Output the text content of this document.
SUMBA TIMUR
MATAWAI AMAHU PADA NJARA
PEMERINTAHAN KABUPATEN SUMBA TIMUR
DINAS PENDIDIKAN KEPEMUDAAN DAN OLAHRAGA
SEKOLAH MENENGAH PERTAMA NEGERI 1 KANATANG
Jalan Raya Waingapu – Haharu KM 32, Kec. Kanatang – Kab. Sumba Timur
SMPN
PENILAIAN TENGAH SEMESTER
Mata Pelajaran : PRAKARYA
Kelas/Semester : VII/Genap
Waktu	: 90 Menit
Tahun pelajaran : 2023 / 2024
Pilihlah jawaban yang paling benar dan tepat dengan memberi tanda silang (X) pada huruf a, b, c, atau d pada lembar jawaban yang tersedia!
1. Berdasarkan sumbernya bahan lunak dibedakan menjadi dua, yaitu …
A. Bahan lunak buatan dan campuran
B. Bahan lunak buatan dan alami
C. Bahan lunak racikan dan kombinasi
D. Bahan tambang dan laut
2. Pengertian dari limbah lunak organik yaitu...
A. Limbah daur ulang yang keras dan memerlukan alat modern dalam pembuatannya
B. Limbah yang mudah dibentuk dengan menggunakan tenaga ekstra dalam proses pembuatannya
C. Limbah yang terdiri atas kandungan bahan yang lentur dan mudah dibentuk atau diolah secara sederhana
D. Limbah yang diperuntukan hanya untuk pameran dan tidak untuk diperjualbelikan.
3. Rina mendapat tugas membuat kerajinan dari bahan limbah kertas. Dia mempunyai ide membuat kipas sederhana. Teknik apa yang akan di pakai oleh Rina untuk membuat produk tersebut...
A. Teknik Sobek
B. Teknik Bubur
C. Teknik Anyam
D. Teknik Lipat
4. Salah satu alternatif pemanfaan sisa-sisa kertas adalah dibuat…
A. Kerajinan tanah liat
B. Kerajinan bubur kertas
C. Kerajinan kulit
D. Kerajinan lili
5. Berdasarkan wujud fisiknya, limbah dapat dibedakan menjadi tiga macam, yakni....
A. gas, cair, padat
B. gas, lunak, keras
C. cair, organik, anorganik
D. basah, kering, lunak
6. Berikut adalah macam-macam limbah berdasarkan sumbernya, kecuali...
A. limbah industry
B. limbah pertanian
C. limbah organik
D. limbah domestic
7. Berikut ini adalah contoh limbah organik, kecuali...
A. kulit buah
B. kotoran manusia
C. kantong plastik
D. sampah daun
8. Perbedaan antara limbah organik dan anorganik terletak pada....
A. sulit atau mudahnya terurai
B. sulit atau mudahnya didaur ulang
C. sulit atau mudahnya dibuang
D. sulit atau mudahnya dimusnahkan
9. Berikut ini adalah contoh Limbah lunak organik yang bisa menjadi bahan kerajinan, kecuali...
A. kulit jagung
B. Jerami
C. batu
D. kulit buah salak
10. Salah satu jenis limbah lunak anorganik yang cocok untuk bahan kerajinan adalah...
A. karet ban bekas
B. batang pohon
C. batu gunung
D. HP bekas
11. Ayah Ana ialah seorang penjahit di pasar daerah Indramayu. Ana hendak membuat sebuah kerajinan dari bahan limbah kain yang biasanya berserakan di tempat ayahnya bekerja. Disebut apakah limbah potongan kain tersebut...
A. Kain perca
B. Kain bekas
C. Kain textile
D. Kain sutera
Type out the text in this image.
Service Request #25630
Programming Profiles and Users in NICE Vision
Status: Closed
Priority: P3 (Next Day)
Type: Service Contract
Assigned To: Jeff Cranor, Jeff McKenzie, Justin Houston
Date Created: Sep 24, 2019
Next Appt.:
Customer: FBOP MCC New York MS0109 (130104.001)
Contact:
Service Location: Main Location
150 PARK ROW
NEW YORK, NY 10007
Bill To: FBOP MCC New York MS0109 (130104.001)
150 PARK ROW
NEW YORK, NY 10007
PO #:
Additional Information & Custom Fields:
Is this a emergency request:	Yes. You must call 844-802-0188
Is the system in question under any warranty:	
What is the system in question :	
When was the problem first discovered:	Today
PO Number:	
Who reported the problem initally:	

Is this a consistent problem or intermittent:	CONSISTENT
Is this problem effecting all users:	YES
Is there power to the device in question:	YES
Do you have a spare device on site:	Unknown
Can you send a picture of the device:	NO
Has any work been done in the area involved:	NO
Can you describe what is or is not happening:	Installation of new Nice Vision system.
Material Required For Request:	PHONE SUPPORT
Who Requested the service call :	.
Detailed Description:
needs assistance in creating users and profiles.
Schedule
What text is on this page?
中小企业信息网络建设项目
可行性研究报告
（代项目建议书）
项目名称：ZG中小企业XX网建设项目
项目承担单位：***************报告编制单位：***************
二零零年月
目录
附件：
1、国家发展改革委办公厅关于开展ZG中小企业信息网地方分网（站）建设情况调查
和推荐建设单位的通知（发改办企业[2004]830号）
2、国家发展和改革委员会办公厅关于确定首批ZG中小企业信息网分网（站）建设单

===============

- What is expected:
Produce an exact copy of all the records.

- Solved exercise:
Output the text content of this document.
SUMBA TIMUR
MATAWAI AMAHU PADA NJARA
PEMERINTAHAN KABUPATEN SUMBA TIMUR
DINAS PENDIDIKAN KEPEMUDAAN DAN OLAHRAGA
SEKOLAH MENENGAH PERTAMA NEGERI 1 KANATANG
Jalan Raya Waingapu – Haharu KM 32, Kec. Kanatang – Kab. Sumba Timur
SMPN
PENILAIAN TENGAH SEMESTER
Mata Pelajaran : PRAKARYA
Kelas/Semester : VII/Genap
Waktu	: 90 Menit
Tahun pelajaran : 2023 / 2024
Pilihlah jawaban yang paling benar dan tepat dengan memberi tanda silang (X) pada huruf a, b, c, atau d pada lembar jawaban yang tersedia!
1. Berdasarkan sumbernya bahan lunak dibedakan menjadi dua, yaitu …
A. Bahan lunak buatan dan campuran
B. Bahan lunak buatan dan alami
C. Bahan lunak racikan dan kombinasi
D. Bahan tambang dan laut
2. Pengertian dari limbah lunak organik yaitu...
A. Limbah daur ulang yang keras dan memerlukan alat modern dalam pembuatannya
B. Limbah yang mudah dibentuk dengan menggunakan tenaga ekstra dalam proses pembuatannya
C. Limbah yang terdiri atas kandungan bahan yang lentur dan mudah dibentuk atau diolah secara sederhana
D. Limbah yang diperuntukan hanya untuk pameran dan tidak untuk diperjualbelikan.
3. Rina mendapat tugas membuat kerajinan dari bahan limbah kertas. Dia mempunyai ide membuat kipas sederhana. Teknik apa yang akan di pakai oleh Rina untuk membuat produk tersebut...
A. Teknik Sobek
B. Teknik Bubur
C. Teknik Anyam
D. Teknik Lipat
4. Salah satu alternatif pemanfaan sisa-sisa kertas adalah dibuat…
A. Kerajinan tanah liat
B. Kerajinan bubur kertas
C. Kerajinan kulit
D. Kerajinan lili
5. Berdasarkan wujud fisiknya, limbah dapat dibedakan menjadi tiga macam, yakni....
A. gas, cair, padat
B. gas, lunak, keras
C. cair, organik, anorganik
D. basah, kering, lunak
6. Berikut adalah macam-macam limbah berdasarkan sumbernya, kecuali...
A. limbah industry
B. limbah pertanian
C. limbah organik
D. limbah domestic
7. Berikut ini adalah contoh limbah organik, kecuali...
A. kulit buah
B. kotoran manusia
C. kantong plastik
D. sampah daun
8. Perbedaan antara limbah organik dan anorganik terletak pada....
A. sulit atau mudahnya terurai
B. sulit atau mudahnya didaur ulang
C. sulit atau mudahnya dibuang
D. sulit atau mudahnya dimusnahkan
9. Berikut ini adalah contoh Limbah lunak organik yang bisa menjadi bahan kerajinan, kecuali...
A. kulit jagung
B. Jerami
C. batu
D. kulit buah salak
10. Salah satu jenis limbah lunak anorganik yang cocok untuk bahan kerajinan adalah...
A. karet ban bekas
B. batang pohon
C. batu gunung
D. HP bekas
11. Ayah Ana ialah seorang penjahit di pasar daerah Indramayu. Ana hendak membuat sebuah kerajinan dari bahan limbah kain yang biasanya berserakan di tempat ayahnya bekerja. Disebut apakah limbah potongan kain tersebut...
A. Kain perca
B. Kain bekas
C. Kain textile
D. Kain sutera
Type out the text in this image.
Service Request #25630
Programming Profiles and Users in NICE Vision
Status: Closed
Priority: P3 (Next Day)
Type: Service Contract
Assigned To: Jeff Cranor, Jeff McKenzie, Justin Houston
Date Created: Sep 24, 2019
Next Appt.:
Customer: FBOP MCC New York MS0109 (130104.001)
Contact:
Service Location: Main Location
150 PARK ROW
NEW YORK, NY 10007
Bill To: FBOP MCC New York MS0109 (130104.001)
150 PARK ROW
NEW YORK, NY 10007
PO #:
Additional Information & Custom Fields:
Is this a emergency request:	Yes. You must call 844-802-0188
Is the system in question under any warranty:	
What is the system in question :	
When was the problem first discovered:	Today
PO Number:	
Who reported the problem initally:	

Is this a consistent problem or intermittent:	CONSISTENT
Is this problem effecting all users:	YES
Is there power to the device in question:	YES
Do you have a spare device on site:	Unknown
Can you send a picture of the device:	NO
Has any work been done in the area involved:	NO
Can you describe what is or is not happening:	Installation of new Nice Vision system.
Material Required For Request:	PHONE SUPPORT
Who Requested the service call :	.
Detailed Description:
needs assistance in creating users and profiles.
Schedule
What text is on this page?
中小企业信息网络建设项目
可行性研究报告
（代项目建议书）
项目名称：ZG中小企业XX网建设项目
项目承担单位：***************报告编制单位：***************
二零零年月
目录
附件：
1、国家发展改革委办公厅关于开展ZG中小企业信息网地方分网（站）建设情况调查
和推荐建设单位的通知（发改办企业[2004]830号）
2、国家发展和改革委员会办公厅关于确定首批ZG中小企业信息网分网（站）建设单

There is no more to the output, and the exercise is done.